• **Requirements**
Quote the records below in full, exactly as given, with the images taken out.

• **Records provided**
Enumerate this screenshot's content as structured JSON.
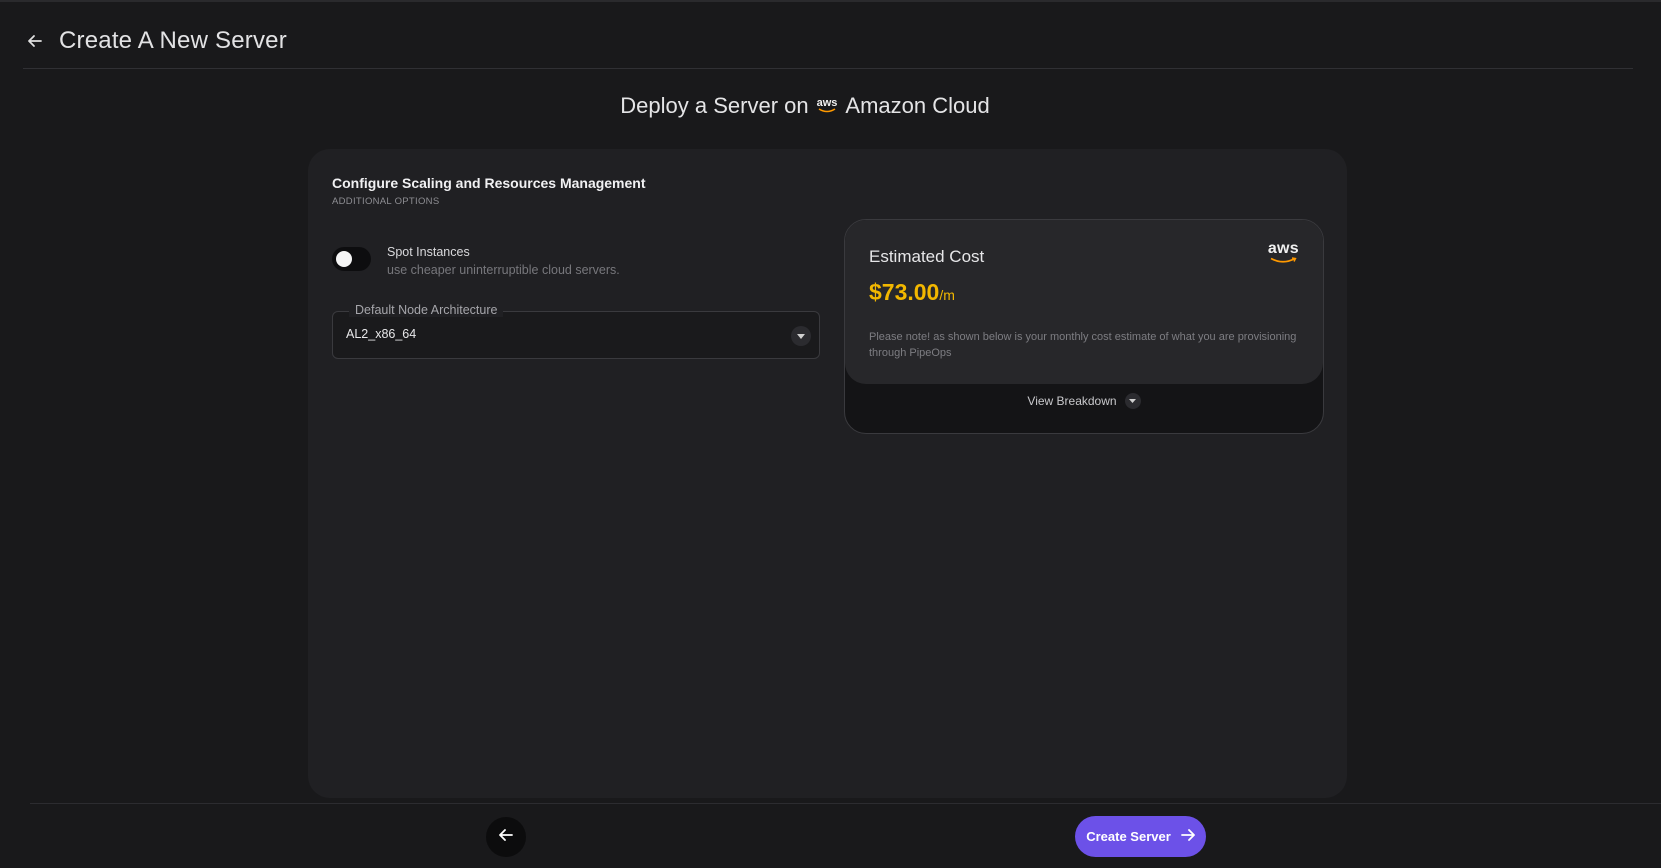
{
  "header": {
    "title": "Create A New Server",
    "back_icon": "arrow-left-icon"
  },
  "deploy": {
    "prefix": "Deploy a Server on",
    "provider_logo_text": "aws",
    "provider": "Amazon Cloud"
  },
  "config": {
    "title": "Configure Scaling and Resources Management",
    "subtitle": "ADDITIONAL OPTIONS",
    "spot": {
      "label": "Spot Instances",
      "description": "use cheaper uninterruptible cloud servers.",
      "enabled": false
    },
    "architecture": {
      "label": "Default Node Architecture",
      "value": "AL2_x86_64"
    }
  },
  "cost": {
    "title": "Estimated Cost",
    "amount": "$73.00",
    "unit": "/m",
    "note": "Please note! as shown below is your monthly cost estimate of what you are provisioning through PipeOps",
    "logo_text": "aws",
    "breakdown_label": "View Breakdown"
  },
  "footer": {
    "create_label": "Create Server"
  },
  "colors": {
    "accent": "#6c51e8",
    "cost": "#f2b700",
    "aws_smile": "#ff9900"
  }
}
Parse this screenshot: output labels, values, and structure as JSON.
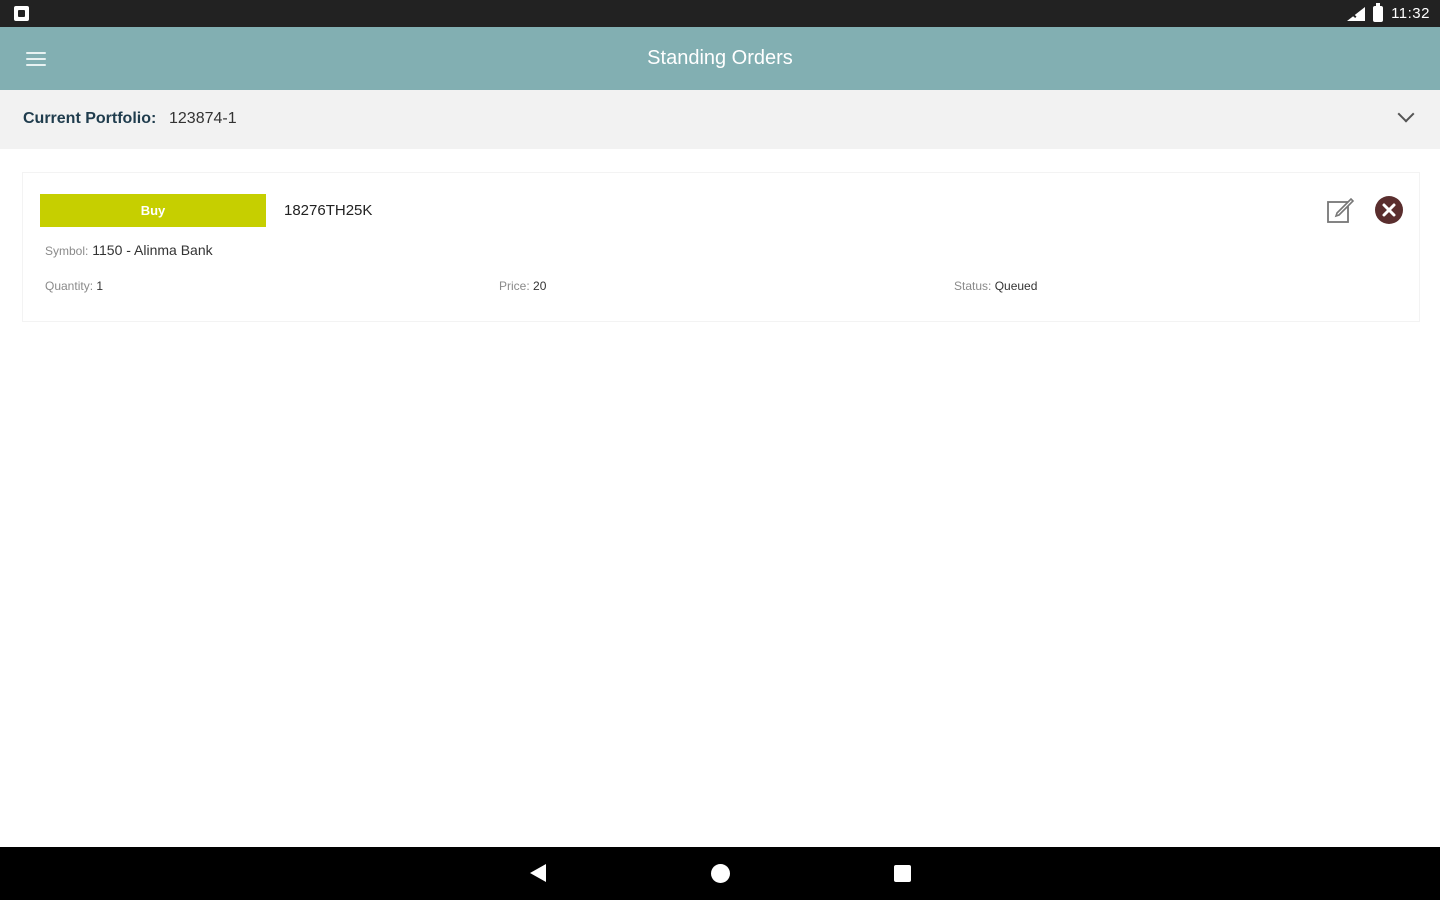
{
  "status_bar": {
    "time": "11:32",
    "icons": [
      "app-notification-icon",
      "signal-icon",
      "battery-icon"
    ]
  },
  "app_bar": {
    "title": "Standing Orders",
    "menu_icon": "menu-icon"
  },
  "portfolio": {
    "label": "Current Portfolio:",
    "value": "123874-1"
  },
  "orders": [
    {
      "type": "Buy",
      "order_id": "18276TH25K",
      "symbol_label": "Symbol:",
      "symbol_value": "1150 - Alinma Bank",
      "quantity_label": "Quantity:",
      "quantity_value": "1",
      "price_label": "Price:",
      "price_value": "20",
      "status_label": "Status:",
      "status_value": "Queued"
    }
  ],
  "colors": {
    "app_bar": "#82afb2",
    "buy_badge": "#c6cf00",
    "cancel_icon": "#5a2e2e"
  }
}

• **Output for this exercise**
Enumerate this screenshot's content as structured JSON.
{
  "header": {
    "title": "Create A New Server",
    "back_icon": "arrow-left-icon"
  },
  "deploy": {
    "prefix": "Deploy a Server on",
    "provider_logo_text": "aws",
    "provider": "Amazon Cloud"
  },
  "config": {
    "title": "Configure Scaling and Resources Management",
    "subtitle": "ADDITIONAL OPTIONS",
    "spot": {
      "label": "Spot Instances",
      "description": "use cheaper uninterruptible cloud servers.",
      "enabled": false
    },
    "architecture": {
      "label": "Default Node Architecture",
      "value": "AL2_x86_64"
    }
  },
  "cost": {
    "title": "Estimated Cost",
    "amount": "$73.00",
    "unit": "/m",
    "note": "Please note! as shown below is your monthly cost estimate of what you are provisioning through PipeOps",
    "logo_text": "aws",
    "breakdown_label": "View Breakdown"
  },
  "footer": {
    "create_label": "Create Server"
  },
  "colors": {
    "accent": "#6c51e8",
    "cost": "#f2b700",
    "aws_smile": "#ff9900"
  }
}
Parse this screenshot: output labels, values, and structure as JSON.
{
  "status_bar": {
    "time": "11:32",
    "icons": [
      "app-notification-icon",
      "signal-icon",
      "battery-icon"
    ]
  },
  "app_bar": {
    "title": "Standing Orders",
    "menu_icon": "menu-icon"
  },
  "portfolio": {
    "label": "Current Portfolio:",
    "value": "123874-1"
  },
  "orders": [
    {
      "type": "Buy",
      "order_id": "18276TH25K",
      "symbol_label": "Symbol:",
      "symbol_value": "1150 - Alinma Bank",
      "quantity_label": "Quantity:",
      "quantity_value": "1",
      "price_label": "Price:",
      "price_value": "20",
      "status_label": "Status:",
      "status_value": "Queued"
    }
  ],
  "colors": {
    "app_bar": "#82afb2",
    "buy_badge": "#c6cf00",
    "cancel_icon": "#5a2e2e"
  }
}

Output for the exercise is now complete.